◆ **DIRECTION**: Could you copy every line from the material below in which "give" appears?

-*-*-

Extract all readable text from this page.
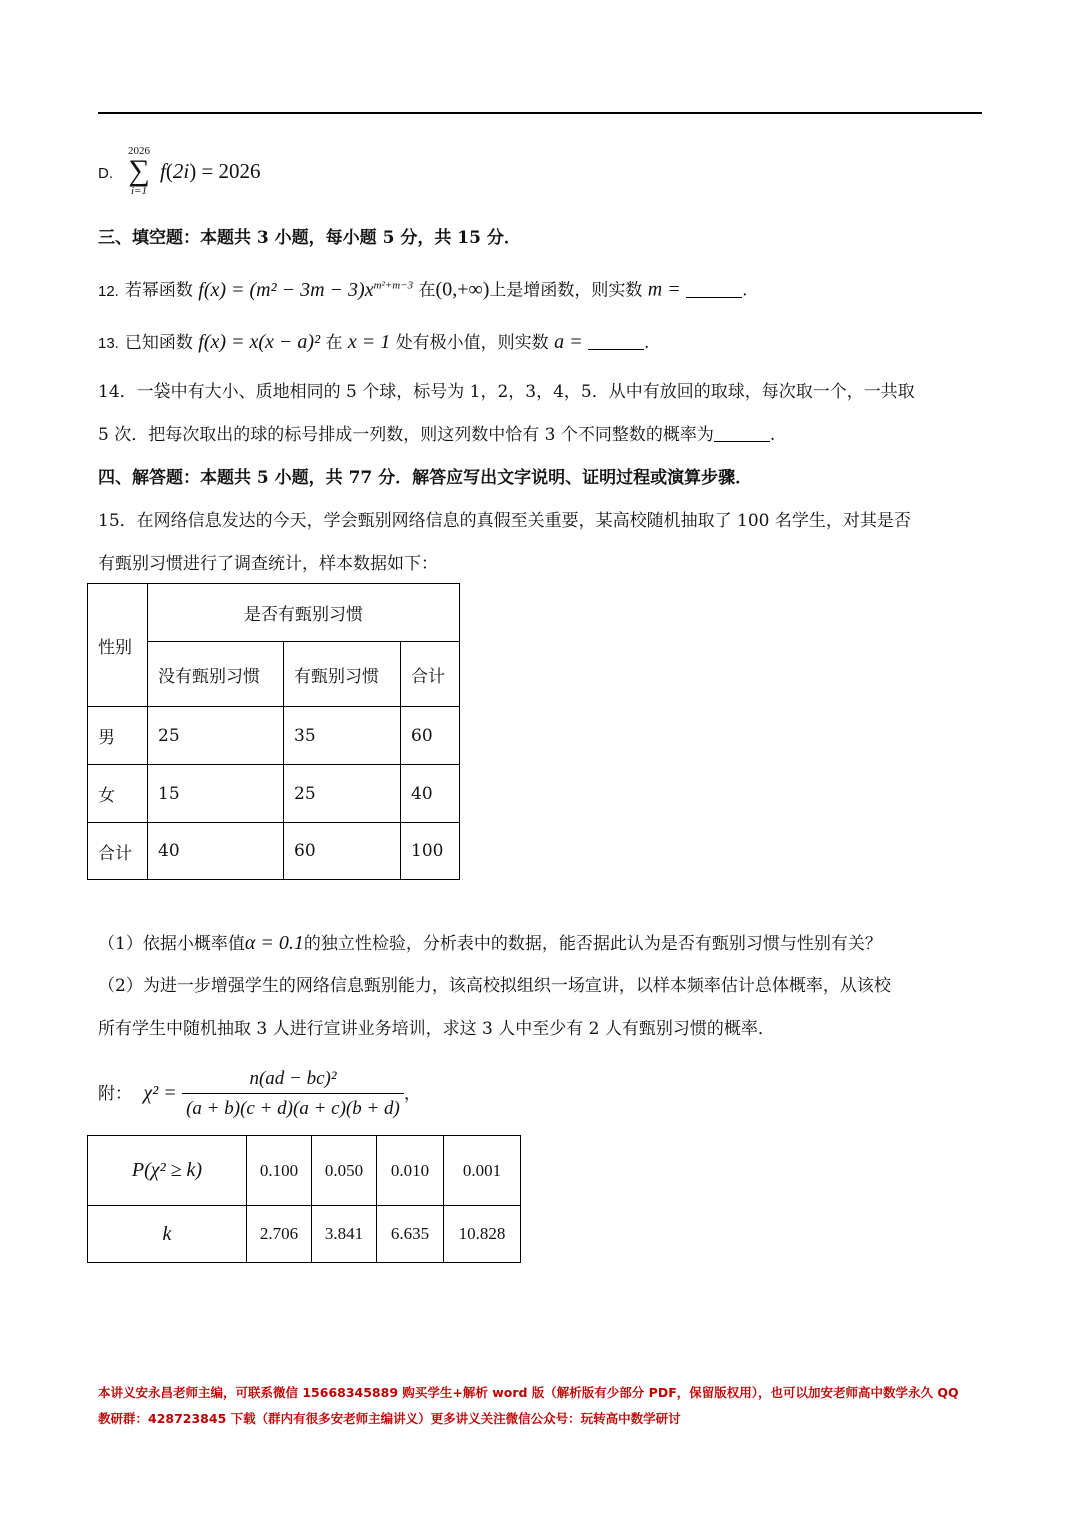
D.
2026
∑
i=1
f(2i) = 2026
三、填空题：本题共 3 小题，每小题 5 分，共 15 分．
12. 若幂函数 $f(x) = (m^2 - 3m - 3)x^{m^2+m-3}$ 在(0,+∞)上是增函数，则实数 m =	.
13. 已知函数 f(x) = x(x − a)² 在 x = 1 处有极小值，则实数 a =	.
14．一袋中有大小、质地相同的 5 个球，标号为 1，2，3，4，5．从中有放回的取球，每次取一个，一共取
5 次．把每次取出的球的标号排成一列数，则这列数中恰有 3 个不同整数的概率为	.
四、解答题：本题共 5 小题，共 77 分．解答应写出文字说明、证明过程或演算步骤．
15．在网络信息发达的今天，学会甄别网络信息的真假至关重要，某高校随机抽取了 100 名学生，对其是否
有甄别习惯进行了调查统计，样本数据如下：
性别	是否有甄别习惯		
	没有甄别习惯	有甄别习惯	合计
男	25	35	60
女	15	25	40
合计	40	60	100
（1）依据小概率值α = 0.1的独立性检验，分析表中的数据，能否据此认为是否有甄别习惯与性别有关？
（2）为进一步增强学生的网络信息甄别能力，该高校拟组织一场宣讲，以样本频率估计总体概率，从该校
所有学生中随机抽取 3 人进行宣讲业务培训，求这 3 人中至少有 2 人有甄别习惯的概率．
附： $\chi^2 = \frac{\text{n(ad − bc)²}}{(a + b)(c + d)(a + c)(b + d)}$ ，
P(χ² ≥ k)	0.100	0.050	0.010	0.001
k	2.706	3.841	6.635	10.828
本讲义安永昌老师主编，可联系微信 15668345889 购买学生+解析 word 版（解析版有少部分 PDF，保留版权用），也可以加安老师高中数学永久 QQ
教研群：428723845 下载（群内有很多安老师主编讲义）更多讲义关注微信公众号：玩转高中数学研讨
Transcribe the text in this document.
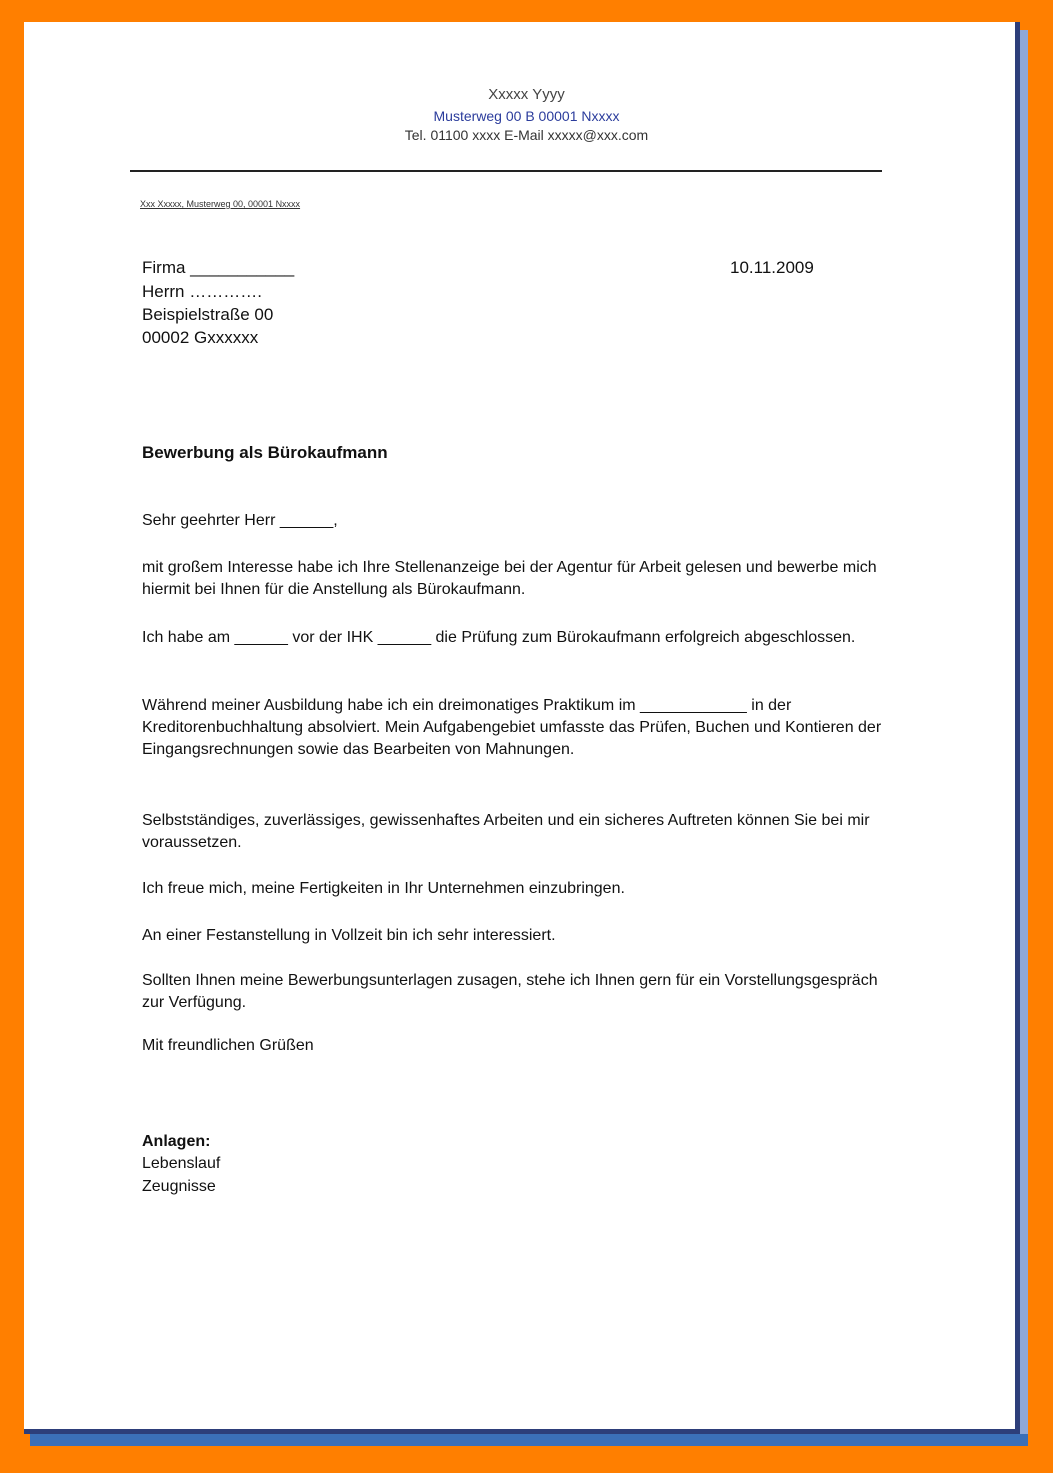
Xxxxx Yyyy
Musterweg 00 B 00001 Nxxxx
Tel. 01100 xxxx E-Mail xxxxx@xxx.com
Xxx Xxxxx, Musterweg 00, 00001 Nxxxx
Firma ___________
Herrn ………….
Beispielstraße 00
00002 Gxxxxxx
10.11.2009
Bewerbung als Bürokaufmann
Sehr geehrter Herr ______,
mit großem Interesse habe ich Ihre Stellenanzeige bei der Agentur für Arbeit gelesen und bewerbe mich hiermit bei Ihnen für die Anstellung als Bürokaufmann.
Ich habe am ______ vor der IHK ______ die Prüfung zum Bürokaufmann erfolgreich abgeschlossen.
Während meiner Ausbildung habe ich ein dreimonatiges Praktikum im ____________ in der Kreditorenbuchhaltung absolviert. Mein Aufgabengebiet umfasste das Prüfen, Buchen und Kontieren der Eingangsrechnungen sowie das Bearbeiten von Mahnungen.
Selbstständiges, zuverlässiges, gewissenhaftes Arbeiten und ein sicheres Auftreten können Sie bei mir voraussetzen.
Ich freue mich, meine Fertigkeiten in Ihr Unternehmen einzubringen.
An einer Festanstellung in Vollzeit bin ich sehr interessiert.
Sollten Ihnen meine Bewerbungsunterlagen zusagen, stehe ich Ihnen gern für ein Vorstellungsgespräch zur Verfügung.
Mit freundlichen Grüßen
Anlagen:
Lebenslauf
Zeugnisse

-*-*-

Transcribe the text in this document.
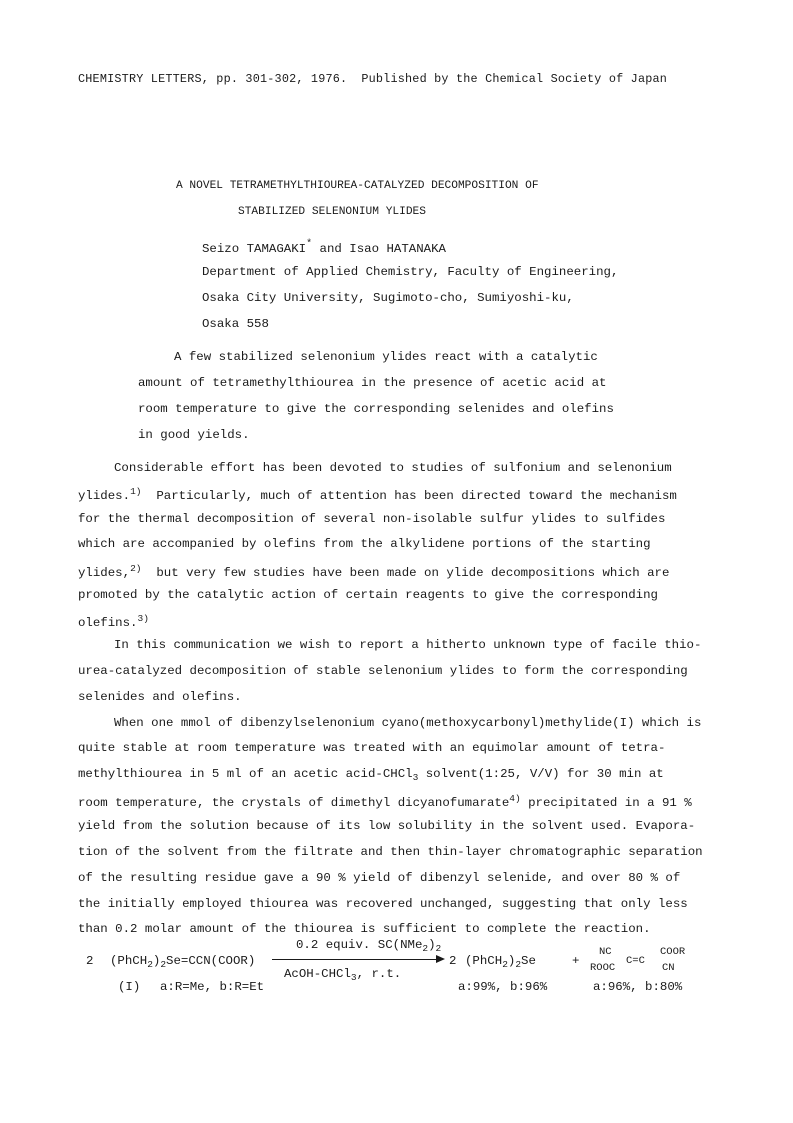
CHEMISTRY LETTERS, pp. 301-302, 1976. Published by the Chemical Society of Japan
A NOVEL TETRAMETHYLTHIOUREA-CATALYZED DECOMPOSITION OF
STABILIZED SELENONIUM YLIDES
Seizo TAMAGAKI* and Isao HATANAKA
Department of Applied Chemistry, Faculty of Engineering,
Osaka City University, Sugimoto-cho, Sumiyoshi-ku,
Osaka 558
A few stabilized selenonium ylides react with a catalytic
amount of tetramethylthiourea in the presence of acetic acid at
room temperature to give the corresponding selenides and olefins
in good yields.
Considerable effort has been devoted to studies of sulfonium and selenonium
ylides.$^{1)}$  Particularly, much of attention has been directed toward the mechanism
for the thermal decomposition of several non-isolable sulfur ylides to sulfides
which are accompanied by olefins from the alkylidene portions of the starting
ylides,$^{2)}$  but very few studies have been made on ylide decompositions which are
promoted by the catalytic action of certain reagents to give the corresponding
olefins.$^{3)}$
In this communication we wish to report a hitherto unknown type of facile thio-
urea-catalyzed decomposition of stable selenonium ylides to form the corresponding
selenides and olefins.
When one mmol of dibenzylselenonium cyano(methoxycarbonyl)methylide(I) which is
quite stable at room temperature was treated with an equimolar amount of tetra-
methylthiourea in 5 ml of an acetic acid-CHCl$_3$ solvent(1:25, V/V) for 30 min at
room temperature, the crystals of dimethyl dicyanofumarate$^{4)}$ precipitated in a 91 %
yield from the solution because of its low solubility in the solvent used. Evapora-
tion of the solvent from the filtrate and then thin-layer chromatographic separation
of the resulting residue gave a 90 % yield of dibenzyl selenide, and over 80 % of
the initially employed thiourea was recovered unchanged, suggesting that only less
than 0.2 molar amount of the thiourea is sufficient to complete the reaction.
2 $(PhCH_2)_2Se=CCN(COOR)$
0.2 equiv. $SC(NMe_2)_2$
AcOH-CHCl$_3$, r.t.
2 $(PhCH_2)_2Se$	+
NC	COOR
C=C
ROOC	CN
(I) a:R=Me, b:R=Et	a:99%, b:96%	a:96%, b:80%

-*-*-

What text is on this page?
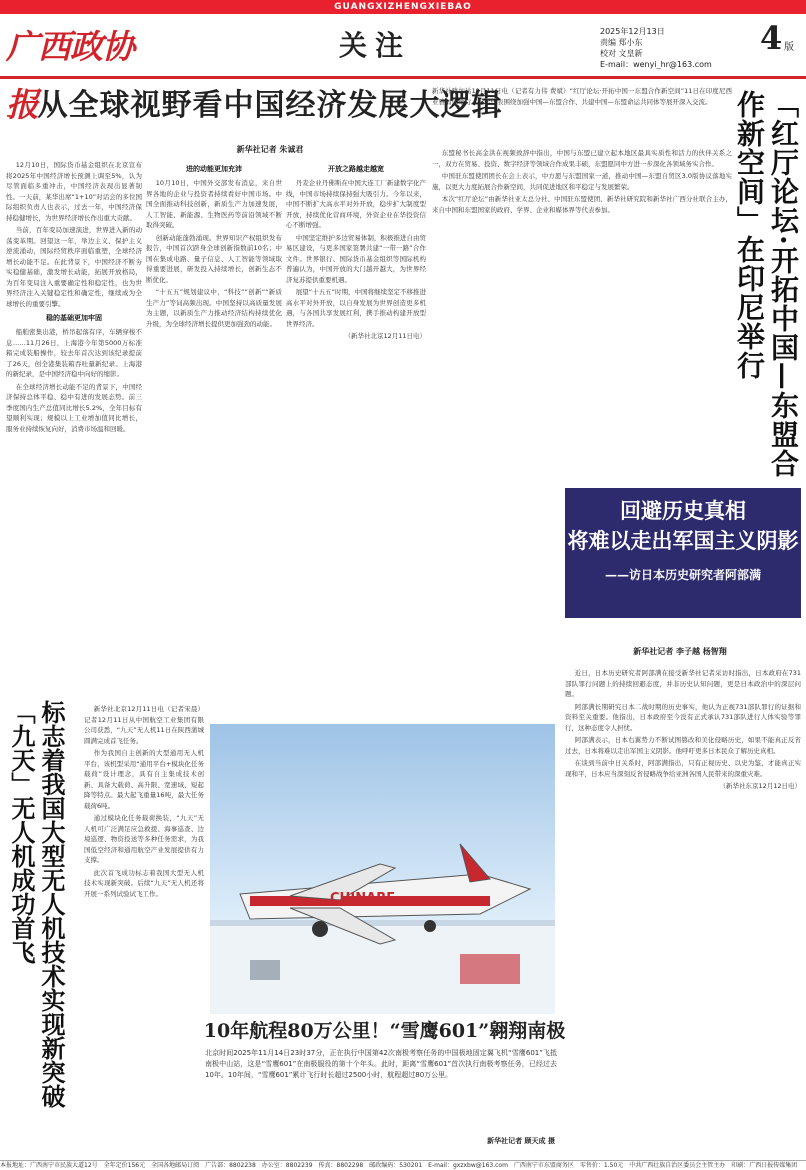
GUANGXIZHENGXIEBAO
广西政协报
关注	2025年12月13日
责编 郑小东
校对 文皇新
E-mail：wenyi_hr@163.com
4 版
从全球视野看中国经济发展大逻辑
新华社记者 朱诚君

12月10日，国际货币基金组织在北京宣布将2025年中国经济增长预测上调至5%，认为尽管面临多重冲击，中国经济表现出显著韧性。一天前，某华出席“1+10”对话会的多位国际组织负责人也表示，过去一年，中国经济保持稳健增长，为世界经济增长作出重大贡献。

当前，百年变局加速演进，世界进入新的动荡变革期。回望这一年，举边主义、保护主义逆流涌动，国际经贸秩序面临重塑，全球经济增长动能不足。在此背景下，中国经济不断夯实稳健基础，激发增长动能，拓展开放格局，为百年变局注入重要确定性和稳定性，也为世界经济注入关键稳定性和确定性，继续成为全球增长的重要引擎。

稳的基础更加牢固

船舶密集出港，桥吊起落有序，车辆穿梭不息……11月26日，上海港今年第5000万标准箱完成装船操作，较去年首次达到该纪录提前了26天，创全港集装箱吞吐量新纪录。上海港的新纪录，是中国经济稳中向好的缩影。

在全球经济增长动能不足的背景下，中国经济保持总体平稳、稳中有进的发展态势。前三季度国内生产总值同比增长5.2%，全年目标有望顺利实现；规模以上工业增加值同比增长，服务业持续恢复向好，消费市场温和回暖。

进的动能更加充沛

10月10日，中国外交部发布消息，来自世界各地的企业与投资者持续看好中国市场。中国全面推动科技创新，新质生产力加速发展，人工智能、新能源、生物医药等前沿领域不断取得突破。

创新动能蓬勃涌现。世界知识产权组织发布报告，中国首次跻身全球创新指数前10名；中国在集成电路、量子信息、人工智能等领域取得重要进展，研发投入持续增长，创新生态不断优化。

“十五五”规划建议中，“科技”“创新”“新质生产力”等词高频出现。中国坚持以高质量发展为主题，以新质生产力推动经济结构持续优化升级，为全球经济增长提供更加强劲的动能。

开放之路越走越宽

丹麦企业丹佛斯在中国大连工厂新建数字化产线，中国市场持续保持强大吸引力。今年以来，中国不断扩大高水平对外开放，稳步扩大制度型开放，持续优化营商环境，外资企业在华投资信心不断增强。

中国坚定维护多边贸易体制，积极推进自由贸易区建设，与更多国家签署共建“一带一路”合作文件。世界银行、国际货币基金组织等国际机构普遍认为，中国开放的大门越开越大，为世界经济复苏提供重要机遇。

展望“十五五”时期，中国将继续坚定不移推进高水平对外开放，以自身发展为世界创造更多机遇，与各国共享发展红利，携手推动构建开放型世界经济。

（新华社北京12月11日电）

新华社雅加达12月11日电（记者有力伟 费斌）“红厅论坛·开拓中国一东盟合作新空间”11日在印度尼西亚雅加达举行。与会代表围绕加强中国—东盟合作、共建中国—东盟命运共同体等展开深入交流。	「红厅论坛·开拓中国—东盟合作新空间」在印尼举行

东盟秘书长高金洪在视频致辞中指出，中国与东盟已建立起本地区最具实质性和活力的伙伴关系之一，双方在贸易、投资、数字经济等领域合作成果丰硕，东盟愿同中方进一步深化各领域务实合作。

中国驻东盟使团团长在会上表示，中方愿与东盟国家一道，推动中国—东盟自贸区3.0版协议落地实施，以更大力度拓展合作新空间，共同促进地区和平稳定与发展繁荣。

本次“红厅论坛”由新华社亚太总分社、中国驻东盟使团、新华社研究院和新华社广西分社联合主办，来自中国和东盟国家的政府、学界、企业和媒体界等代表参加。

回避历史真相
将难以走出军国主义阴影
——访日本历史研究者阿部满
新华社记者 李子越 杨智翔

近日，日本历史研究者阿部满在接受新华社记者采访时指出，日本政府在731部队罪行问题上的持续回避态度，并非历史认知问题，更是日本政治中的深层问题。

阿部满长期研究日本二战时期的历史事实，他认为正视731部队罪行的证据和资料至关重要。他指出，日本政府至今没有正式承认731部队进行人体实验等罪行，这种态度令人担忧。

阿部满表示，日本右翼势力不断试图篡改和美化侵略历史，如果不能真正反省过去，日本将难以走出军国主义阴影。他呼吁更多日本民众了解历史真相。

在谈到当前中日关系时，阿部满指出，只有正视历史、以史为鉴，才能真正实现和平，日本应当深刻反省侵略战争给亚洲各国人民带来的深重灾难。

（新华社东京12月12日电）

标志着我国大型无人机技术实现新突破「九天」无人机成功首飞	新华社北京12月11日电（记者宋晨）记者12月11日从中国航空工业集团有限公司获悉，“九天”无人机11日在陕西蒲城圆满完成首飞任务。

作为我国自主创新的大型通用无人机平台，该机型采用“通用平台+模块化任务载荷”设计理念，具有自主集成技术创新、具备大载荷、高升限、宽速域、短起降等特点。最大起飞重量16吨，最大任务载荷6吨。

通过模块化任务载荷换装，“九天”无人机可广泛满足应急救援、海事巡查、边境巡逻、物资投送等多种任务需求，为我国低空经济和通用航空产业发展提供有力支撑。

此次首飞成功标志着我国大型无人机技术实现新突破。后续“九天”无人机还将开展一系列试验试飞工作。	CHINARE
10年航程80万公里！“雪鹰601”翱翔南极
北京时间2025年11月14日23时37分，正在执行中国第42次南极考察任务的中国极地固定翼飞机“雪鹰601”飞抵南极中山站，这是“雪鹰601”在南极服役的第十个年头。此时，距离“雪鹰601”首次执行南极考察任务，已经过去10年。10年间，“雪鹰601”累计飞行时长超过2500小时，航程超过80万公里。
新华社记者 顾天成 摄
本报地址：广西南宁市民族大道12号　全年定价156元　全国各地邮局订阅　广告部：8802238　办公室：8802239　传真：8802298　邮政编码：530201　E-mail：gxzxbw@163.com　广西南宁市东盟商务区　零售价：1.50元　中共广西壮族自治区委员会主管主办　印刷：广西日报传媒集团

-*-*-

◆ **RESULT**:
room temperature to give the corresponding selenides and olefins
promoted by the catalytic action of certain reagents to give the corresponding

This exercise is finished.